(SUPPLIED ENTRIES)
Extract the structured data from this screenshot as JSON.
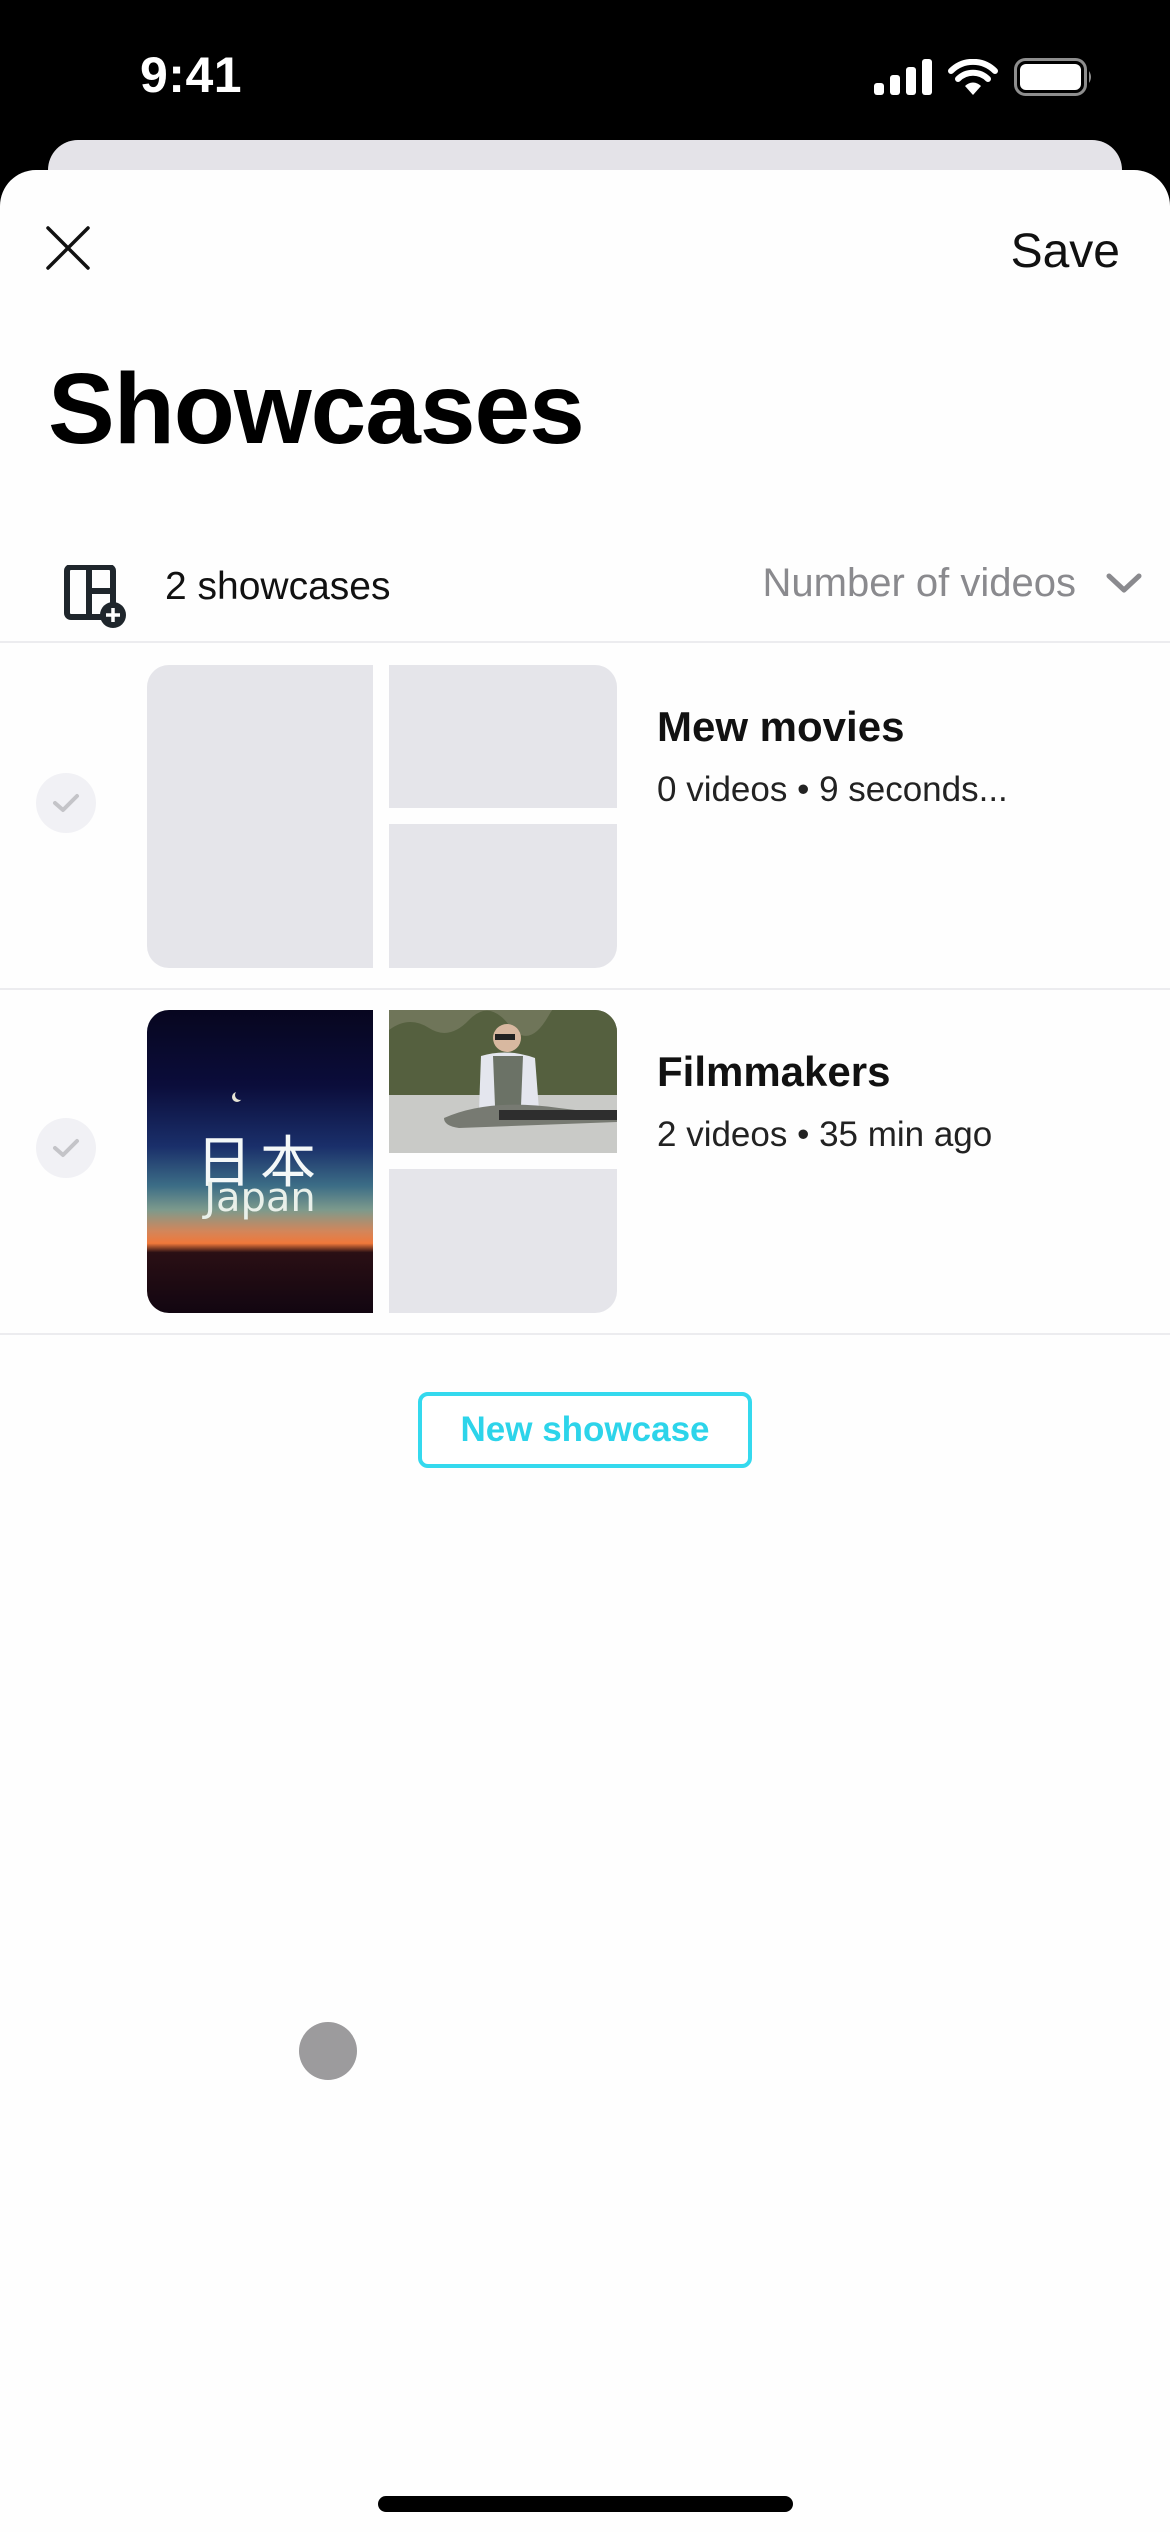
{
  "status_bar": {
    "time": "9:41",
    "icons": [
      "cellular-signal-icon",
      "wifi-icon",
      "battery-icon"
    ]
  },
  "header": {
    "close_icon": "close-icon",
    "save_label": "Save",
    "title": "Showcases"
  },
  "toolbar": {
    "count_icon": "showcase-add-icon",
    "count_label": "2 showcases",
    "sort": {
      "selected": "Number of videos",
      "icon": "chevron-down-icon"
    }
  },
  "showcases": [
    {
      "title": "Mew movies",
      "meta": "0 videos • 9 seconds...",
      "selected": false,
      "thumbnails": [
        "empty",
        "empty",
        "empty"
      ]
    },
    {
      "title": "Filmmakers",
      "meta": "2 videos • 35 min ago",
      "selected": false,
      "thumbnails": [
        "japan-sunset",
        "fisherman-with-fish",
        "empty"
      ],
      "thumbnail_text": {
        "kanji": "日本",
        "english": "Japan"
      }
    }
  ],
  "new_showcase_label": "New showcase",
  "colors": {
    "accent": "#2dd4ea",
    "placeholder": "#e5e5ea",
    "secondary_text": "#8a8a8e"
  }
}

(INSTRUCTION) From the entries above, copy every line that holds the word "videos".

(SOLUTION)
      "selected": "Number of videos",
      "meta": "0 videos • 9 seconds...",
      "meta": "2 videos • 35 min ago",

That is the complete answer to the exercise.